State how many lines in the records hold the word "online", giving the number and no other text.
┌────────
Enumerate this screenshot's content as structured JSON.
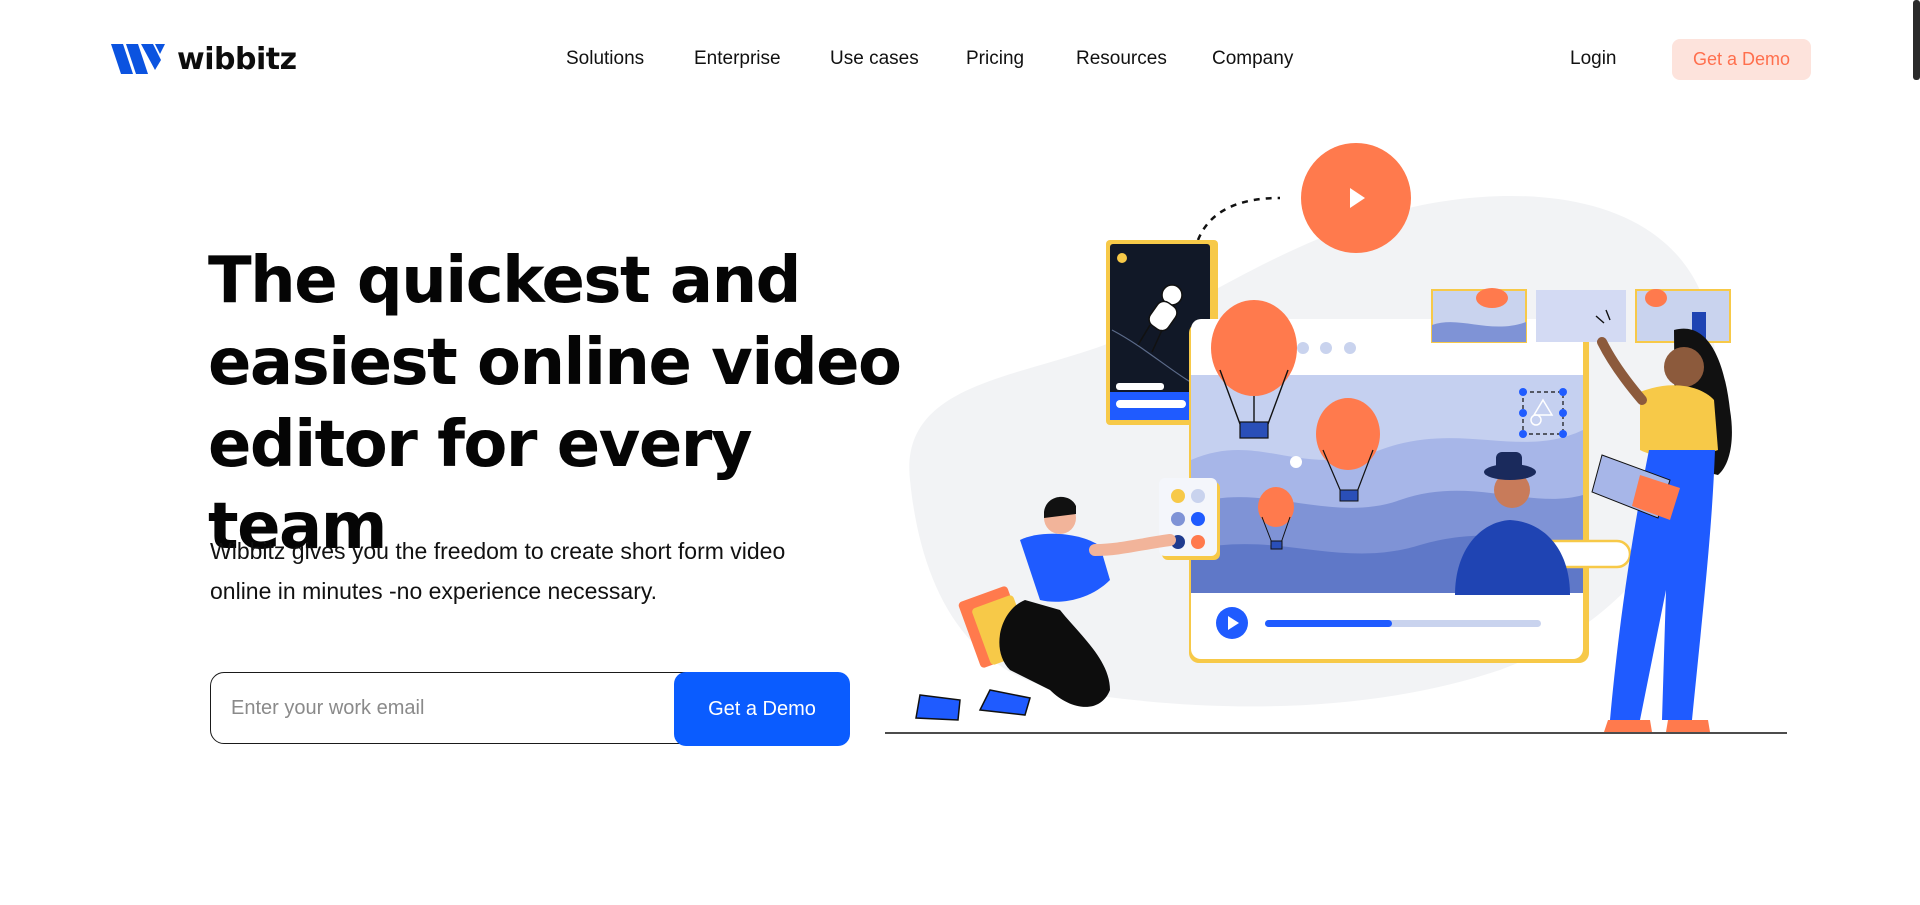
{
  "brand": {
    "name": "wibbitz"
  },
  "nav": {
    "items": [
      {
        "label": "Solutions"
      },
      {
        "label": "Enterprise"
      },
      {
        "label": "Use cases"
      },
      {
        "label": "Pricing"
      },
      {
        "label": "Resources"
      },
      {
        "label": "Company"
      }
    ],
    "login_label": "Login",
    "demo_label": "Get a Demo"
  },
  "hero": {
    "headline_lines": [
      "The quickest and",
      "easiest online video",
      "editor for every team"
    ],
    "subtext_lines": [
      "Wibbitz gives you the freedom to create short form video",
      "online in minutes -no experience necessary."
    ],
    "email_placeholder": "Enter your work email",
    "email_value": "",
    "cta_label": "Get a Demo"
  },
  "colors": {
    "brand_blue": "#0a5cff",
    "accent_orange": "#ff7a4d",
    "demo_pill_bg": "#fde3dc",
    "accent_yellow": "#f7c948"
  },
  "illustration": {
    "video_progress": 0.46,
    "icons": [
      "play-icon",
      "hot-air-balloon",
      "astronaut",
      "color-palette",
      "text-cursor-icon",
      "shape-tool-icon"
    ]
  }
}
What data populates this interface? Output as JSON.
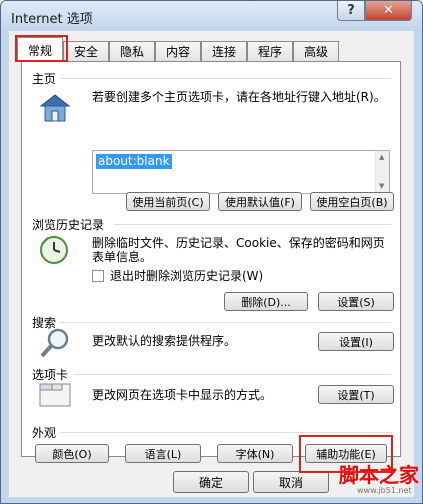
└────────
SOLUTION TO THE EXERCISE
2